YOUR GOAL: Gather every line that includes the word "azimuth", please.
------ RECORD EXCERPTS
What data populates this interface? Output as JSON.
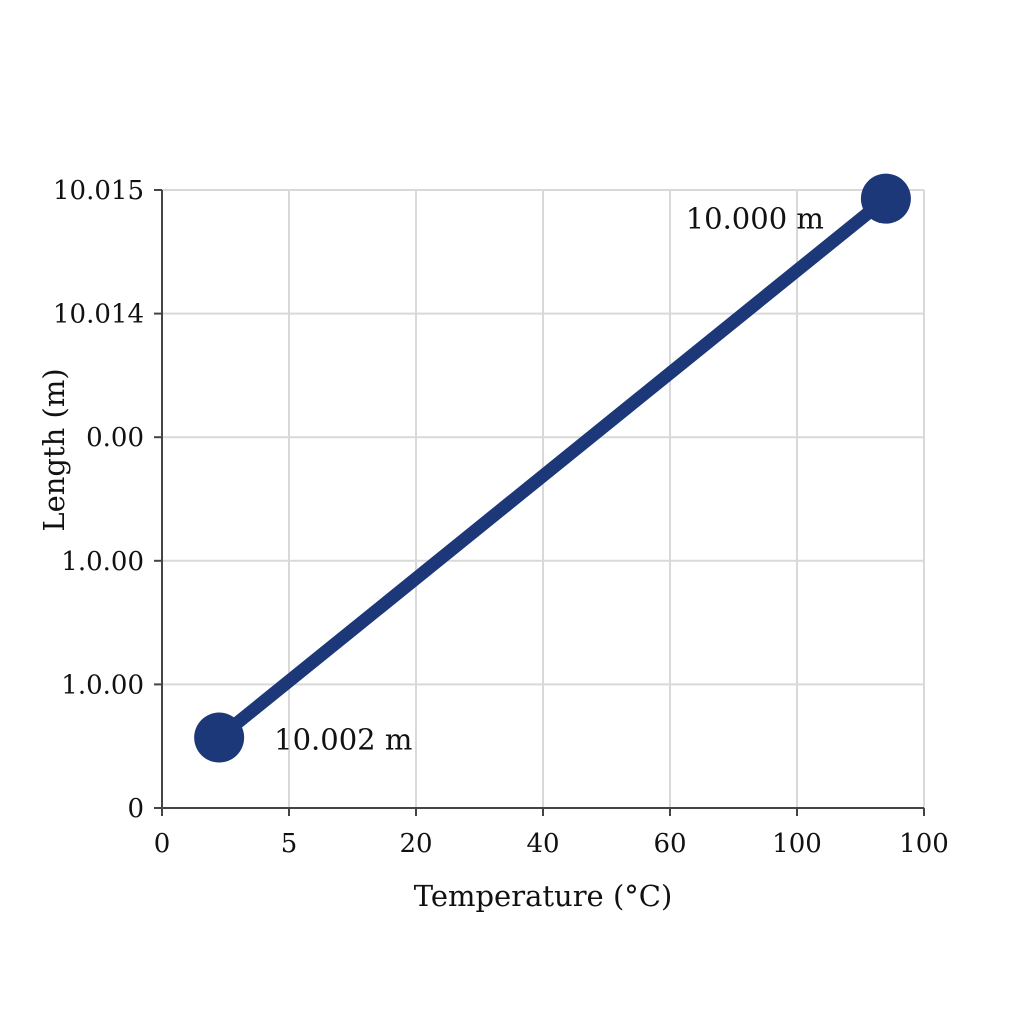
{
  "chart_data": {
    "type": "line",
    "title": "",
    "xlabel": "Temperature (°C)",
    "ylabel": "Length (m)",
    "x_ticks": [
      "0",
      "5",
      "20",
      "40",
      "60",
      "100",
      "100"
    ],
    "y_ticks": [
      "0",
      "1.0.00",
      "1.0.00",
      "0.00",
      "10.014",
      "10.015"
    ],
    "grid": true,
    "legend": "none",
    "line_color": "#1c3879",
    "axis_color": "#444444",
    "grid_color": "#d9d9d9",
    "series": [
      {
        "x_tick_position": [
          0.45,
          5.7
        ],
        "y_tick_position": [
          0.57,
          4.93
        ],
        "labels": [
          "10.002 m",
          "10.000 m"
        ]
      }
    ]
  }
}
------------
------ RECORD EXCERPTS
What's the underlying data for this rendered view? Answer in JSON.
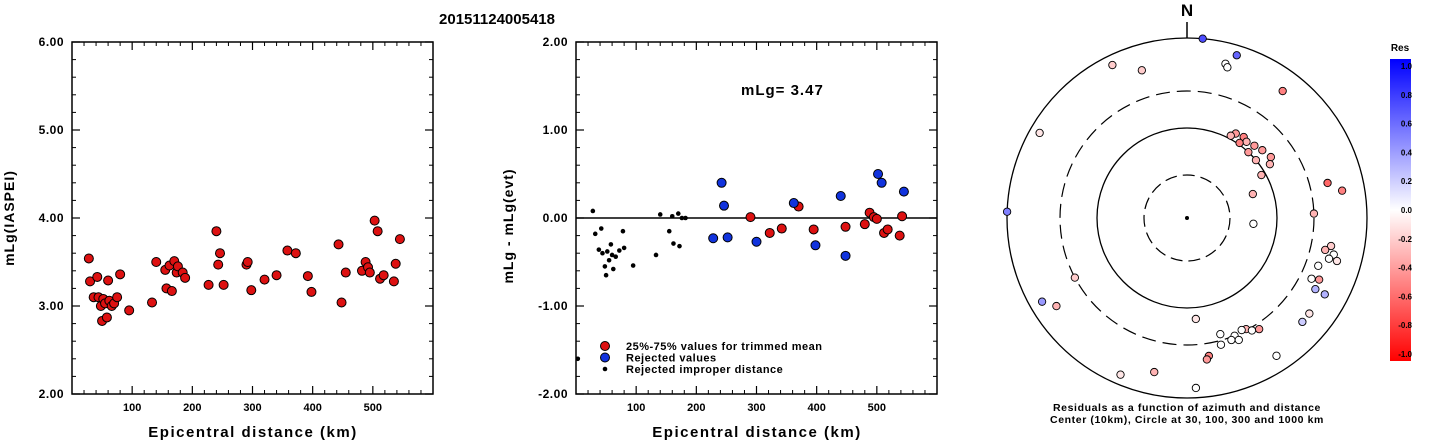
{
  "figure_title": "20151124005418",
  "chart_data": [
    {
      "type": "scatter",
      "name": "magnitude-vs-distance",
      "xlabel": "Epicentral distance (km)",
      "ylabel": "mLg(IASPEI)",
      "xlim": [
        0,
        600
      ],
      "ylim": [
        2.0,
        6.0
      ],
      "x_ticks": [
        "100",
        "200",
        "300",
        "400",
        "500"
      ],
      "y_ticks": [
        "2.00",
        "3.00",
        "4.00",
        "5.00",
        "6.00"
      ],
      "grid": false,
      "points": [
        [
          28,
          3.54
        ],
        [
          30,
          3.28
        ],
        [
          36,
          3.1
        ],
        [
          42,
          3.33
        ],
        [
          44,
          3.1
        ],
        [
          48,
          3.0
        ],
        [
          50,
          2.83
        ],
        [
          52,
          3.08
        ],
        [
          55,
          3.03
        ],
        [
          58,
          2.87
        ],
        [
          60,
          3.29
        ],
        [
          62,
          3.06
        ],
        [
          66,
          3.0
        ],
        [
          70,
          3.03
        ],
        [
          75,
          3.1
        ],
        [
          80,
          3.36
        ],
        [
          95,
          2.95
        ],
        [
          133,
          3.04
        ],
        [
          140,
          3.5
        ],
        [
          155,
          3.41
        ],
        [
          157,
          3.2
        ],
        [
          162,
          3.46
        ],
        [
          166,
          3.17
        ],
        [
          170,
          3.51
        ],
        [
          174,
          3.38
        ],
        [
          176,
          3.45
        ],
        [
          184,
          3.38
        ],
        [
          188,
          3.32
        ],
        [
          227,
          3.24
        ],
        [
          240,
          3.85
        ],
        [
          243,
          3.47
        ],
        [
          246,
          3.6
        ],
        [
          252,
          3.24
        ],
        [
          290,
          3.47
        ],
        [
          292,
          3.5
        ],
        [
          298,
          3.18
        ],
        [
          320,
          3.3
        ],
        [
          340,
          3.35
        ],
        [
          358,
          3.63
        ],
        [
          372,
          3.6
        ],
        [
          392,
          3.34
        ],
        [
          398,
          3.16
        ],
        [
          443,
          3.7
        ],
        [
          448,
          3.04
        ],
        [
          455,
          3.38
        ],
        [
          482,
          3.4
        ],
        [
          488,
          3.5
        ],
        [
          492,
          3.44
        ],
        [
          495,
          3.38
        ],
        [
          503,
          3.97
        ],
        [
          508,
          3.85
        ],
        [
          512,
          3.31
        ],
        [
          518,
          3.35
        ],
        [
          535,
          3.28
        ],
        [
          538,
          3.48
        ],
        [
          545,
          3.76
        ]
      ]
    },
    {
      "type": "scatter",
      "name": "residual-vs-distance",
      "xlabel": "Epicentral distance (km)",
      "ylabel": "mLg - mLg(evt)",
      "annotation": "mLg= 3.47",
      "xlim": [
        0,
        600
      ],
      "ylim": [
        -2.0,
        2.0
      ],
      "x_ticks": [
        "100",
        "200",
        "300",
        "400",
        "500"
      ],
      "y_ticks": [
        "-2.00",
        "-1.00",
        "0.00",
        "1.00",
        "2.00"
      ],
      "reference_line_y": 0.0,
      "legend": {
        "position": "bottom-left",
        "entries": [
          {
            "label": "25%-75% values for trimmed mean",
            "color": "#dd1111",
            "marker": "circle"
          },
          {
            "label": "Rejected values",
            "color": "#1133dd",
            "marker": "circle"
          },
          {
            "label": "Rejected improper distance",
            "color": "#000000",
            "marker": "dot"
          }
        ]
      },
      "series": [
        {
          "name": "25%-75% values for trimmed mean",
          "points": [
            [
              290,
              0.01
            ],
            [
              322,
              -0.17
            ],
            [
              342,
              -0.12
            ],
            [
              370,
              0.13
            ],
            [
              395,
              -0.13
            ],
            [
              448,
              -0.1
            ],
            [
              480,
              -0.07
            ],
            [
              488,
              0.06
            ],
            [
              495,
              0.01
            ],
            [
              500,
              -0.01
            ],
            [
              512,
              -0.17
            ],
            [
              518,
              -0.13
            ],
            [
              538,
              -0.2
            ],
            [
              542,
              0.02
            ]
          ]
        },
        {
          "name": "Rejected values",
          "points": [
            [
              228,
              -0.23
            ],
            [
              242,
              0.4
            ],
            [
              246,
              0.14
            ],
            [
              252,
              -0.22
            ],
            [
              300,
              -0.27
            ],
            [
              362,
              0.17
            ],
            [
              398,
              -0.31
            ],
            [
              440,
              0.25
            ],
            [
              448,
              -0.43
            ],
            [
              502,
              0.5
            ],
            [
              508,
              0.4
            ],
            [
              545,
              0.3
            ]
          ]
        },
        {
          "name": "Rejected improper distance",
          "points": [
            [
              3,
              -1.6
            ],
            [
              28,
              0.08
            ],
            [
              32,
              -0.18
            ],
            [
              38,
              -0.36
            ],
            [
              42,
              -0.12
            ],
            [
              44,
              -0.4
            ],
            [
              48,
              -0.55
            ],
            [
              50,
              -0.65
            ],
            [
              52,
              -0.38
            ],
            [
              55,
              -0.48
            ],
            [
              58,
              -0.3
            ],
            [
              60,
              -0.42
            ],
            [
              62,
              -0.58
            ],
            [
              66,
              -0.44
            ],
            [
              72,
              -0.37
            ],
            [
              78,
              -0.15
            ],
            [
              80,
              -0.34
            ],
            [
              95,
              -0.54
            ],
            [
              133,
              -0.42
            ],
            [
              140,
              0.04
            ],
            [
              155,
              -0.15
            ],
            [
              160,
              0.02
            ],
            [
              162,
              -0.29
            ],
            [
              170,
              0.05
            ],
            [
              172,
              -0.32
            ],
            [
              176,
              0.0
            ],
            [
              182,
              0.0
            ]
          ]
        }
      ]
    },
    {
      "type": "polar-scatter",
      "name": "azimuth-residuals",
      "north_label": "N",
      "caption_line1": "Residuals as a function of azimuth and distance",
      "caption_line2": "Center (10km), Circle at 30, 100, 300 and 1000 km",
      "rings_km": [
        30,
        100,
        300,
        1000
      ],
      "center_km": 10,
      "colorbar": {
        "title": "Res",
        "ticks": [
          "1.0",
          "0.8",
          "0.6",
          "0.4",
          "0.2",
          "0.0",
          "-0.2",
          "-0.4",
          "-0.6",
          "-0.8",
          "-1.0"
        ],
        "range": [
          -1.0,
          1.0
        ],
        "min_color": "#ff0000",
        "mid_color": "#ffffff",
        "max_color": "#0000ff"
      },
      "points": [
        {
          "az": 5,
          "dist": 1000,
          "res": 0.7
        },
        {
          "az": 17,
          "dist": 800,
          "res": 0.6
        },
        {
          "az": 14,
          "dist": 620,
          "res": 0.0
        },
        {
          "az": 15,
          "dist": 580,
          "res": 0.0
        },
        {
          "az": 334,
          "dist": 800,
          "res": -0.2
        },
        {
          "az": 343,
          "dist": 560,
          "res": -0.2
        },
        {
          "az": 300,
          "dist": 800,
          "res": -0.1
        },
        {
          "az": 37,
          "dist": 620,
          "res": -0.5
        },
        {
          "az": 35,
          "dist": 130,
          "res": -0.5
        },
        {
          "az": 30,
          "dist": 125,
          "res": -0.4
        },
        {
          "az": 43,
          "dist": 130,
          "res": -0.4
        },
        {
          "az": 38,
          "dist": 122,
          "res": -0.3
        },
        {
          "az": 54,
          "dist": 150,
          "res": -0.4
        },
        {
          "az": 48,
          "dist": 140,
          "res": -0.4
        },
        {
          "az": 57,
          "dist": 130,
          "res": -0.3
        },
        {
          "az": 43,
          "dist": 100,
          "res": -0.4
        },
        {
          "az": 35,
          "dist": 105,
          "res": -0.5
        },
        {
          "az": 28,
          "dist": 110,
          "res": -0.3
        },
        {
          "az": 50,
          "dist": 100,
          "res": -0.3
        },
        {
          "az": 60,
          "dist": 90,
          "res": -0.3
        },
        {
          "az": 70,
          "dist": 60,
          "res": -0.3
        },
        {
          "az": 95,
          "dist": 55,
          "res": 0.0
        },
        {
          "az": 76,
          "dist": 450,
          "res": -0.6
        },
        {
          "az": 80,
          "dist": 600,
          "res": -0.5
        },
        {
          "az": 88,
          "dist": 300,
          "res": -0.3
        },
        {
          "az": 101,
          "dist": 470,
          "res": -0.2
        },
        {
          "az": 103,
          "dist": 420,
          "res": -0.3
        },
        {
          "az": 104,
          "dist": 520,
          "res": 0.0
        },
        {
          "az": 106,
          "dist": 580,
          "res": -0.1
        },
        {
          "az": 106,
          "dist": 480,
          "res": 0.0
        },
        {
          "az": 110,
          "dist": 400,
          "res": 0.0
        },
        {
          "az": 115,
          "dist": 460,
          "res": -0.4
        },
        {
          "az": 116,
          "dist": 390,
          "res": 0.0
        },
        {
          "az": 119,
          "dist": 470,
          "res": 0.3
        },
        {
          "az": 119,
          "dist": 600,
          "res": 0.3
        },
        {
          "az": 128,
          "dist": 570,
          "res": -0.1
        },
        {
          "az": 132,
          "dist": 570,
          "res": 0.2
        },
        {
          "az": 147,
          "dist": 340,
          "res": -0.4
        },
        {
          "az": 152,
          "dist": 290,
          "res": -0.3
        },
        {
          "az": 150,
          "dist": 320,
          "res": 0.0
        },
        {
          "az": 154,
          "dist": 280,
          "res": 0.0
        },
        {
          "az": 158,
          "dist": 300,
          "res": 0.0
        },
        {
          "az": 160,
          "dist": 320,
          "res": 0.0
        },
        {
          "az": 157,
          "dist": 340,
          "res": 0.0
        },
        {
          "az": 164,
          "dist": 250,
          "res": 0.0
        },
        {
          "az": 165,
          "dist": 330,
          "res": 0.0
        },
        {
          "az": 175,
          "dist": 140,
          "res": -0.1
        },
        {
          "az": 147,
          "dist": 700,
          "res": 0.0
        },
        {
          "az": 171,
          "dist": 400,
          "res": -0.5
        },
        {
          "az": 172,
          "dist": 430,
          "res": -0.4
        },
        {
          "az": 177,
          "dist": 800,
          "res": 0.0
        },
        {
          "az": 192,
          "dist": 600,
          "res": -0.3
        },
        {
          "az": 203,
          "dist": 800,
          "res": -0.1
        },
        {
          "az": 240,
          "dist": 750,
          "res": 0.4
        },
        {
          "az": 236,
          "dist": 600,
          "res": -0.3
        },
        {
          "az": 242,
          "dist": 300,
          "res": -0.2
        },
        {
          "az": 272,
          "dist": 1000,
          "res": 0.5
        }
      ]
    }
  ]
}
------------
TASK RESULT:
      "name": "azimuth-residuals",
      "caption_line1": "Residuals as a function of azimuth and distance",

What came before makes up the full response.